Data excerpts
+--

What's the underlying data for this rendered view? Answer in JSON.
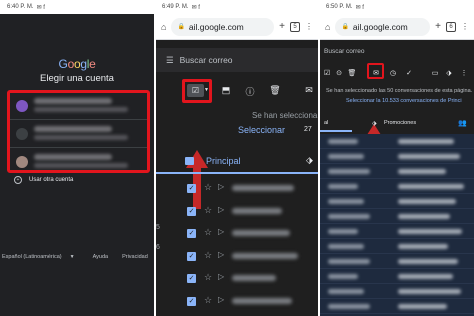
{
  "panel1": {
    "status_time": "6:40 P. M.",
    "status_icons": "✉ f",
    "logo_letters": [
      "G",
      "o",
      "o",
      "g",
      "l",
      "e"
    ],
    "logo_colors": [
      "#8ab4f8",
      "#f28b82",
      "#fdd663",
      "#8ab4f8",
      "#81c995",
      "#f28b82"
    ],
    "title": "Elegir una cuenta",
    "accounts": [
      {
        "avatar_color": "#7e57c2"
      },
      {
        "avatar_color": "#3c4043"
      },
      {
        "avatar_color": "#a1887f"
      }
    ],
    "other_account": "Usar otra cuenta",
    "footer": {
      "language": "Español (Latinoamérica)",
      "help": "Ayuda",
      "privacy": "Privacidad"
    }
  },
  "panel2": {
    "status_time": "6:49 P. M.",
    "status_icons": "✉ f",
    "url": "ail.google.com",
    "tab_count": "5",
    "search_placeholder": "Buscar correo",
    "selection_message": "Se han selecciona",
    "select_all_link": "Seleccionar",
    "side_number": "27",
    "category_label": "Principal",
    "row_count": 6,
    "edge_numbers": [
      "5",
      "6"
    ]
  },
  "panel3": {
    "status_time": "6:50 P. M.",
    "status_icons": "✉ f",
    "url": "ail.google.com",
    "tab_count": "6",
    "search_placeholder": "Buscar correo",
    "selection_message": "Se han seleccionado las 50 conversaciones de esta página.",
    "select_all_link": "Seleccionar la 10.533 conversaciones de Princi",
    "tabs": {
      "primary": "al",
      "promotions": "Promociones"
    },
    "grid_rows": 12
  }
}
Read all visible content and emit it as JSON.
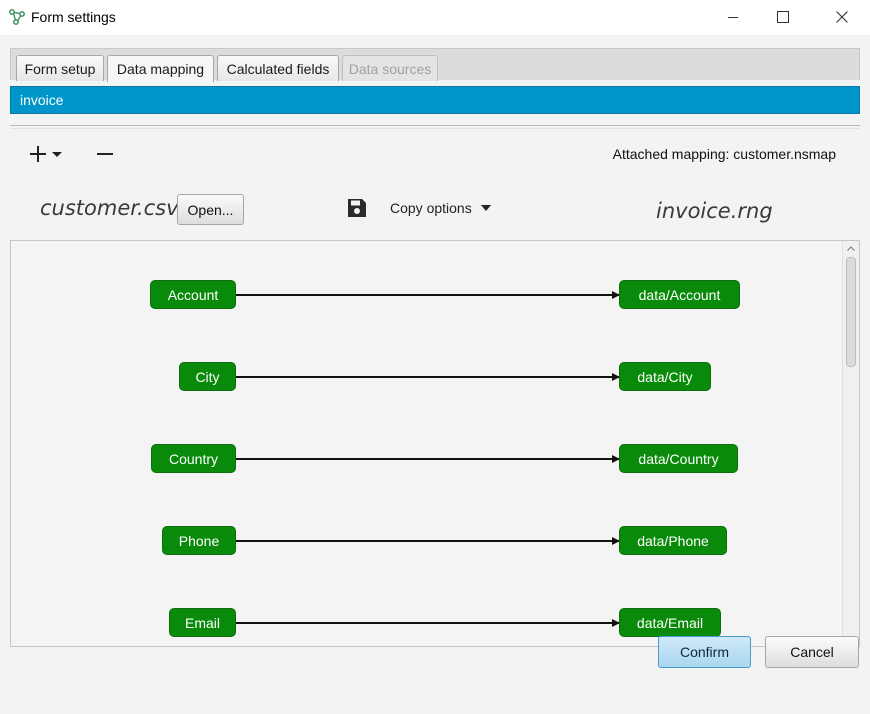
{
  "window": {
    "title": "Form settings",
    "icon": "app-network-icon",
    "controls": [
      "minimize-icon",
      "maximize-icon",
      "close-icon"
    ]
  },
  "tabs": [
    {
      "label": "Form setup",
      "state": "normal"
    },
    {
      "label": "Data mapping",
      "state": "active"
    },
    {
      "label": "Calculated fields",
      "state": "normal"
    },
    {
      "label": "Data sources",
      "state": "disabled"
    }
  ],
  "mapping_list": {
    "selected": "invoice"
  },
  "toolbar": {
    "add_icon": "plus-dropdown-icon",
    "remove_icon": "minus-icon",
    "attached_mapping": "Attached mapping: customer.nsmap"
  },
  "mapping_header": {
    "source_file": "customer.csv",
    "open_label": "Open...",
    "save_icon": "save-icon",
    "copy_options_label": "Copy options",
    "target_file": "invoice.rng"
  },
  "mappings": [
    {
      "source": "Account",
      "target": "data/Account"
    },
    {
      "source": "City",
      "target": "data/City"
    },
    {
      "source": "Country",
      "target": "data/Country"
    },
    {
      "source": "Phone",
      "target": "data/Phone"
    },
    {
      "source": "Email",
      "target": "data/Email"
    }
  ],
  "colors": {
    "selection": "#0096c9",
    "node_fill": "#0a8a0a",
    "connector": "#111111"
  },
  "footer": {
    "confirm_label": "Confirm",
    "cancel_label": "Cancel"
  }
}
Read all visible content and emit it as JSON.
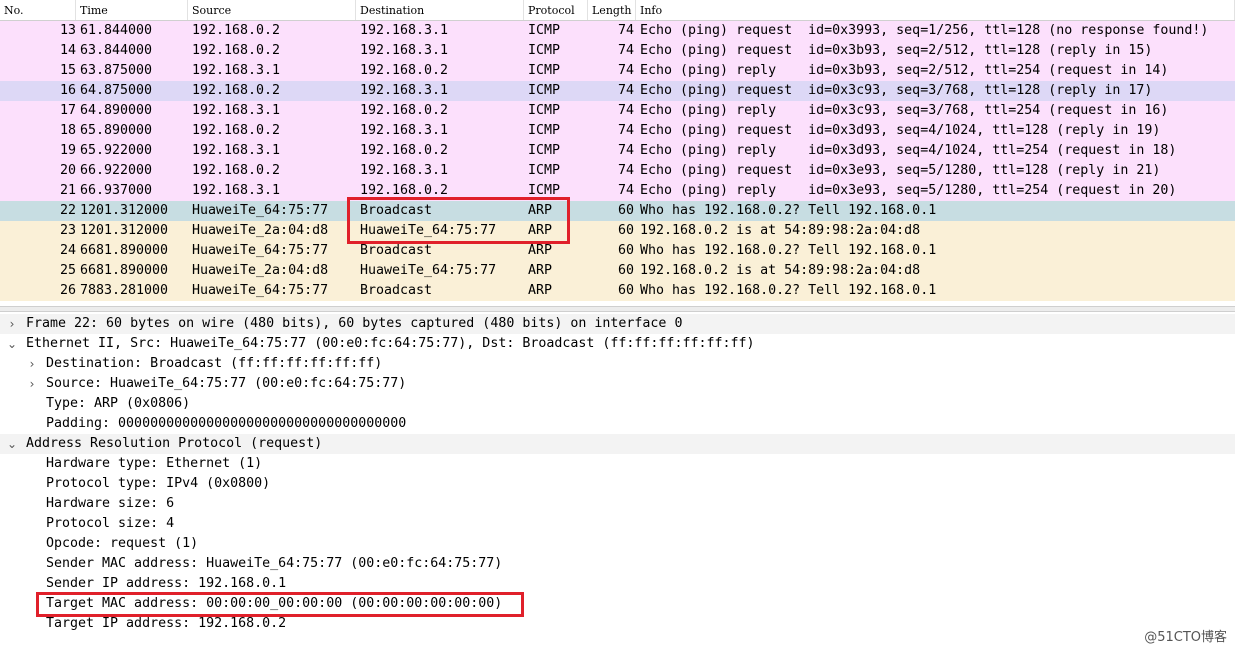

+--

* [Task statement] Every line above should be returned exactly; the pictures stay out.

* [Solution for this problem]
What's the underlying data for this rendered view? Answer in JSON.
{
  "panel1": {
    "status_time": "6:40 P. M.",
    "status_icons": "✉ f",
    "logo_letters": [
      "G",
      "o",
      "o",
      "g",
      "l",
      "e"
    ],
    "logo_colors": [
      "#8ab4f8",
      "#f28b82",
      "#fdd663",
      "#8ab4f8",
      "#81c995",
      "#f28b82"
    ],
    "title": "Elegir una cuenta",
    "accounts": [
      {
        "avatar_color": "#7e57c2"
      },
      {
        "avatar_color": "#3c4043"
      },
      {
        "avatar_color": "#a1887f"
      }
    ],
    "other_account": "Usar otra cuenta",
    "footer": {
      "language": "Español (Latinoamérica)",
      "help": "Ayuda",
      "privacy": "Privacidad"
    }
  },
  "panel2": {
    "status_time": "6:49 P. M.",
    "status_icons": "✉ f",
    "url": "ail.google.com",
    "tab_count": "5",
    "search_placeholder": "Buscar correo",
    "selection_message": "Se han selecciona",
    "select_all_link": "Seleccionar",
    "side_number": "27",
    "category_label": "Principal",
    "row_count": 6,
    "edge_numbers": [
      "5",
      "6"
    ]
  },
  "panel3": {
    "status_time": "6:50 P. M.",
    "status_icons": "✉ f",
    "url": "ail.google.com",
    "tab_count": "6",
    "search_placeholder": "Buscar correo",
    "selection_message": "Se han seleccionado las 50 conversaciones de esta página.",
    "select_all_link": "Seleccionar la 10.533 conversaciones de Princi",
    "tabs": {
      "primary": "al",
      "promotions": "Promociones"
    },
    "grid_rows": 12
  }
}
Read all visible content and emit it as JSON.
{
  "window": {
    "title": "Form settings",
    "icon": "app-network-icon",
    "controls": [
      "minimize-icon",
      "maximize-icon",
      "close-icon"
    ]
  },
  "tabs": [
    {
      "label": "Form setup",
      "state": "normal"
    },
    {
      "label": "Data mapping",
      "state": "active"
    },
    {
      "label": "Calculated fields",
      "state": "normal"
    },
    {
      "label": "Data sources",
      "state": "disabled"
    }
  ],
  "mapping_list": {
    "selected": "invoice"
  },
  "toolbar": {
    "add_icon": "plus-dropdown-icon",
    "remove_icon": "minus-icon",
    "attached_mapping": "Attached mapping: customer.nsmap"
  },
  "mapping_header": {
    "source_file": "customer.csv",
    "open_label": "Open...",
    "save_icon": "save-icon",
    "copy_options_label": "Copy options",
    "target_file": "invoice.rng"
  },
  "mappings": [
    {
      "source": "Account",
      "target": "data/Account"
    },
    {
      "source": "City",
      "target": "data/City"
    },
    {
      "source": "Country",
      "target": "data/Country"
    },
    {
      "source": "Phone",
      "target": "data/Phone"
    },
    {
      "source": "Email",
      "target": "data/Email"
    }
  ],
  "colors": {
    "selection": "#0096c9",
    "node_fill": "#0a8a0a",
    "connector": "#111111"
  },
  "footer": {
    "confirm_label": "Confirm",
    "cancel_label": "Cancel"
  }
}
Read all visible content and emit it as JSON.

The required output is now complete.